(REQUEST 1): In the forum thread about how often the NREMT exam is offered, how often does DesertMedic66's local facility give tests?
(REQUEST 2): Continue the forum thread about how often the NREMT exam is offered, starting right after its last line.

# Frequency of NREMT exam



## eprex (Dec 9, 2012)

I had a few questions that a brief search didn't answer, and since my eyes are about to bleed from staring at the screen I've stopped searching the NREMT website.

How often is the exam offered? Do spots fill up quickly if at all? How early should one register?

Thank you kindly!


----------



## DesertMedic66 (Dec 9, 2012)

All depends on the testing facility. My local facility tests year round. Normally spots don't fill up too quick but that could just be dependent on the area (the testing facilities test more then just NREMT). As early as you can/want.


----------



## Wolves (Dec 9, 2012)

(STORED ROWS):
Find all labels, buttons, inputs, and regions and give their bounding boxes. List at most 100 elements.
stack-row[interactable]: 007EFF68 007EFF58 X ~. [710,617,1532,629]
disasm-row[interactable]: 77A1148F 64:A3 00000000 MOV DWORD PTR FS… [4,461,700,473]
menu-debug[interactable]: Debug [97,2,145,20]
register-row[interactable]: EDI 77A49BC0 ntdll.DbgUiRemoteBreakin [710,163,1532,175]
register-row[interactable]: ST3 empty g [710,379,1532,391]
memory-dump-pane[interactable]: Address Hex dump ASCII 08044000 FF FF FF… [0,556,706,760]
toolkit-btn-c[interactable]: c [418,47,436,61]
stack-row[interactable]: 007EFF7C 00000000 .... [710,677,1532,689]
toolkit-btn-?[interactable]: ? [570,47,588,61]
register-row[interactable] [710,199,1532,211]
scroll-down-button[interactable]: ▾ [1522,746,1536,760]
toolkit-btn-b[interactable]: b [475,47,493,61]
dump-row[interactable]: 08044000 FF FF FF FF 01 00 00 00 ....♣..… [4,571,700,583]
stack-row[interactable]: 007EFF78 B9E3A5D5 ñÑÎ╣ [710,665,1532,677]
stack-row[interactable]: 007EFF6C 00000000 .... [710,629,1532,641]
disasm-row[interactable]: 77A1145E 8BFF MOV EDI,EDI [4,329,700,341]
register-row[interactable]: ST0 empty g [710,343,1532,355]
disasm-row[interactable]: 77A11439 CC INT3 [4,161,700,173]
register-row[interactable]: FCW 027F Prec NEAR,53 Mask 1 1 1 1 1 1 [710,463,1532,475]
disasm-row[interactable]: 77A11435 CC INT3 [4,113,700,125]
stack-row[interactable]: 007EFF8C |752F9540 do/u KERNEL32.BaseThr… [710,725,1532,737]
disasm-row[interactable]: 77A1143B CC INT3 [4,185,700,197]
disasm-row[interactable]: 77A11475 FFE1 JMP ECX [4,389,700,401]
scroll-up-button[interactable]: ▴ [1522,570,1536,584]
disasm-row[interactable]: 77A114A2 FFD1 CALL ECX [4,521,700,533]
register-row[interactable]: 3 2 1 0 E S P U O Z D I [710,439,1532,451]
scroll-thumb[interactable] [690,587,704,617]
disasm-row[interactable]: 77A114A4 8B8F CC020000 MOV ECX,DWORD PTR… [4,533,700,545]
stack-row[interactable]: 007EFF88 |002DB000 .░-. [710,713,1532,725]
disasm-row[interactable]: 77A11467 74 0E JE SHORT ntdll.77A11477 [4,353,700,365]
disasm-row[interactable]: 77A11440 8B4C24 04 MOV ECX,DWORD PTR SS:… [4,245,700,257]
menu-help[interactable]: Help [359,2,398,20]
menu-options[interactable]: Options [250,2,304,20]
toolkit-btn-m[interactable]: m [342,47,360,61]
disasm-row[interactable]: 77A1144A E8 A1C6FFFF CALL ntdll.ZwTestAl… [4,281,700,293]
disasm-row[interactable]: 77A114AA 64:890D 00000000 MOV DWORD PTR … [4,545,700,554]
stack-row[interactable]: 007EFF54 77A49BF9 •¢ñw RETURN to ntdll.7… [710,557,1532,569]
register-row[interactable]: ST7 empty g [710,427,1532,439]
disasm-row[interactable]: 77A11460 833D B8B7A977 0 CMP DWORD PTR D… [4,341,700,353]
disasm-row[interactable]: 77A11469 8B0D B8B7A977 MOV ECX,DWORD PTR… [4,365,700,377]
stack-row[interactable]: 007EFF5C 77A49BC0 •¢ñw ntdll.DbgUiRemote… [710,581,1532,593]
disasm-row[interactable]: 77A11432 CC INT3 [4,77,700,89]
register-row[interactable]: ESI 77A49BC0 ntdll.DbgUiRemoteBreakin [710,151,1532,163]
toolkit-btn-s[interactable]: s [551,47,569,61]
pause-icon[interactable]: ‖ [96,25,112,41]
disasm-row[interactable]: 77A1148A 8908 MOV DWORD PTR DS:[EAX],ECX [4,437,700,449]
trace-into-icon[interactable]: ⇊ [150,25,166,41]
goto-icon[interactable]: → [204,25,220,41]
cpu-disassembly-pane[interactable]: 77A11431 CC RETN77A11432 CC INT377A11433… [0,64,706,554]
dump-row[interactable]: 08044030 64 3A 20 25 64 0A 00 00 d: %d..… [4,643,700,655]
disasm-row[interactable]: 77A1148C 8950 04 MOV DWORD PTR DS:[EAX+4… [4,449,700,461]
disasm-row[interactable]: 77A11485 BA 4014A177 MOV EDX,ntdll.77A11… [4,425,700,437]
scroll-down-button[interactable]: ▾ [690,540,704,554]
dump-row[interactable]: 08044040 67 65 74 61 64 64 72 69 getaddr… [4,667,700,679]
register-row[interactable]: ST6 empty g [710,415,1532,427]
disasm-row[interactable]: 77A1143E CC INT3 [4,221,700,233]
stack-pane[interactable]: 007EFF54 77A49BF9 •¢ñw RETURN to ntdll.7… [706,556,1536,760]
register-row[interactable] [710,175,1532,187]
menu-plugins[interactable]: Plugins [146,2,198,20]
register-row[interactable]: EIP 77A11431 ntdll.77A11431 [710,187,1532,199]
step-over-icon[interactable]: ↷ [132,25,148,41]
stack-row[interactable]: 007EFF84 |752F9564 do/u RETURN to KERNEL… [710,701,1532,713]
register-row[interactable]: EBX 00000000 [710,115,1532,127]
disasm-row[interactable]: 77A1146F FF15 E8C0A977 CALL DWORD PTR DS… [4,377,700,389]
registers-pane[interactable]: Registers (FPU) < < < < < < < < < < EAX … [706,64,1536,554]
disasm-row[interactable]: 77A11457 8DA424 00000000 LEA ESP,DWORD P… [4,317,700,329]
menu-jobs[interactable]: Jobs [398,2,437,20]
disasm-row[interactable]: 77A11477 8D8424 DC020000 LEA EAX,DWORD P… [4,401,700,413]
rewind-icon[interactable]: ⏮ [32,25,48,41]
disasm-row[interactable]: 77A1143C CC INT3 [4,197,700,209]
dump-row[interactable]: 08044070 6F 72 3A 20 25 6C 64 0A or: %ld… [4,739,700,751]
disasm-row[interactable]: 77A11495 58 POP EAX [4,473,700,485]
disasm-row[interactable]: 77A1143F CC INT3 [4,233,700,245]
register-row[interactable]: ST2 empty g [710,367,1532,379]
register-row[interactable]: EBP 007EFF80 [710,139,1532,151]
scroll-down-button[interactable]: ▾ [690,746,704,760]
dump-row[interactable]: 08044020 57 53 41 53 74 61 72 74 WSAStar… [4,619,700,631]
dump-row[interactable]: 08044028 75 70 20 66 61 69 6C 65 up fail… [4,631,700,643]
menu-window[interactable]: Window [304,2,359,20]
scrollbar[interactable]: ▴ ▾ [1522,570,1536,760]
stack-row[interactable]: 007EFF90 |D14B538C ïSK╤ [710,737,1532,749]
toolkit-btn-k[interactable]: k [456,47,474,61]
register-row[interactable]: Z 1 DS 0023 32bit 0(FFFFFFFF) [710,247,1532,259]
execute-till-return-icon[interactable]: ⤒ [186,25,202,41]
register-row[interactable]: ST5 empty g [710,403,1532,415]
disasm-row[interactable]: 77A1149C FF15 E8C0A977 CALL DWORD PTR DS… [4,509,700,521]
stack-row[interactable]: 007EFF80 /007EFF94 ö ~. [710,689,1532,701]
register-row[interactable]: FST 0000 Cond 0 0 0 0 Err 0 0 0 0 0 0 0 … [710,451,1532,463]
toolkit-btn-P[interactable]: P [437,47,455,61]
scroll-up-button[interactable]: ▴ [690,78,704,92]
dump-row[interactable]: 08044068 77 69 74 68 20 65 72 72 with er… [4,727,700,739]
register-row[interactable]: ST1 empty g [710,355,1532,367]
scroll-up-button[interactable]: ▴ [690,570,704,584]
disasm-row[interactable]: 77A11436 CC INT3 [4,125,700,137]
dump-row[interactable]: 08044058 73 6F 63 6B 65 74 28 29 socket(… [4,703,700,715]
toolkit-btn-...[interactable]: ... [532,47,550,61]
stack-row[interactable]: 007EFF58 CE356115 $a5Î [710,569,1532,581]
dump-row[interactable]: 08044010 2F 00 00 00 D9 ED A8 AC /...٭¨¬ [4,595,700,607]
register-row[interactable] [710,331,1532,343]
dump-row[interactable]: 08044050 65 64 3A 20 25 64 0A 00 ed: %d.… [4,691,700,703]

(EXPECTED OUTPUT 1): Year round.

(EXPECTED OUTPUT 2):
If you're looking for BLS practical testing, the NREMT website is absolutely useless. EMT-B practical testing is coordinated by the state Dept. of EMS, and they should have a list of testing places and dates. I think you have to register 15 days in advance, but it would be a good idea to get it done a bit before then.

For the written exam, scheduling is done through Pearson VUE and not NREMT. They give you a particular time when you can come in.


----------



## eprex (Dec 10, 2012)

Thanks for the help guys.

I'm curious because the MCAT was super annoying regarding when it was offered and the rate at which the seats filled up. Sounds like this is a little more easy going.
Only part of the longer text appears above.